What needs to be done: Search the listing for the string "UNITS" and copy every line that contains it.

Records to process:

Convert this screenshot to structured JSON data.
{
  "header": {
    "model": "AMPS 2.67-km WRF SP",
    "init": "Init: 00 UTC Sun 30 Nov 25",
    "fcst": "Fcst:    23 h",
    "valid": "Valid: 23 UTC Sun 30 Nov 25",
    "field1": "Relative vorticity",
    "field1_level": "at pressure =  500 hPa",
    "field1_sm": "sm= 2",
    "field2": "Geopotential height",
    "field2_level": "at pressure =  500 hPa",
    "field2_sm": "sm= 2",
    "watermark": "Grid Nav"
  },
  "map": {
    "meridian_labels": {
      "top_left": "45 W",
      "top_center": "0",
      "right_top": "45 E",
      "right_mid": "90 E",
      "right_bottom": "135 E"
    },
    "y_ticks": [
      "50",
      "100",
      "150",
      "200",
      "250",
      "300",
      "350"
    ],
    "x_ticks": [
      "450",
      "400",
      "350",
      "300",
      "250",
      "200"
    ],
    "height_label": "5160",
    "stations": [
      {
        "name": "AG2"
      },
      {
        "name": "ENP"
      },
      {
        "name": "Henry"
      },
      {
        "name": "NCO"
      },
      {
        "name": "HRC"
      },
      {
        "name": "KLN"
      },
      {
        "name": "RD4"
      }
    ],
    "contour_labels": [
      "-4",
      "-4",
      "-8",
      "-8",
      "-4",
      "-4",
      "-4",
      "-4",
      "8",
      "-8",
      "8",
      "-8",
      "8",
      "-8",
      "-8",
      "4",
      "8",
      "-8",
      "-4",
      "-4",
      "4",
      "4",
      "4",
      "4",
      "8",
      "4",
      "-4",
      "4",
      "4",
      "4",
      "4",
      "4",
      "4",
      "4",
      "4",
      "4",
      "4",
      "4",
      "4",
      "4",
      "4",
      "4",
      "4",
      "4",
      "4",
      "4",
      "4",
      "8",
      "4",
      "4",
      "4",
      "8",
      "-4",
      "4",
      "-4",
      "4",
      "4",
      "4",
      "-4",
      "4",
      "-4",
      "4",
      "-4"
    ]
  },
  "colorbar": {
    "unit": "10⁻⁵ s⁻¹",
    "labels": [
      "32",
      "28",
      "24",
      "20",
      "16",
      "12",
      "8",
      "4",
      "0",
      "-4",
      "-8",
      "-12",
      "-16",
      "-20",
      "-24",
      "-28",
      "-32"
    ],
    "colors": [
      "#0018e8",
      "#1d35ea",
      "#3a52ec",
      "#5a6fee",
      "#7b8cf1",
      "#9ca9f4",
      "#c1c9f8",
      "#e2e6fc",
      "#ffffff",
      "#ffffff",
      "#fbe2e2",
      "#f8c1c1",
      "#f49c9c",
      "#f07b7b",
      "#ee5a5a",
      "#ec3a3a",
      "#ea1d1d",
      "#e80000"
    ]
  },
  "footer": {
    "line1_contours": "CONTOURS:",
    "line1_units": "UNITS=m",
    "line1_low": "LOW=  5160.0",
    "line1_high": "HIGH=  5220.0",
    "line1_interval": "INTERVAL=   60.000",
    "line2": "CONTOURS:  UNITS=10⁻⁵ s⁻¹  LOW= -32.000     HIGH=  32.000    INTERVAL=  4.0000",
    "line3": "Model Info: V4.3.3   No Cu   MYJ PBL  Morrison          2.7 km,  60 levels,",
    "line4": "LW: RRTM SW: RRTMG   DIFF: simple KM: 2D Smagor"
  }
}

Solution for this task:
    "line1_units": "UNITS=m",
    "line2": "CONTOURS:  UNITS=10⁻⁵ s⁻¹  LOW= -32.000     HIGH=  32.000    INTERVAL=  4.0000",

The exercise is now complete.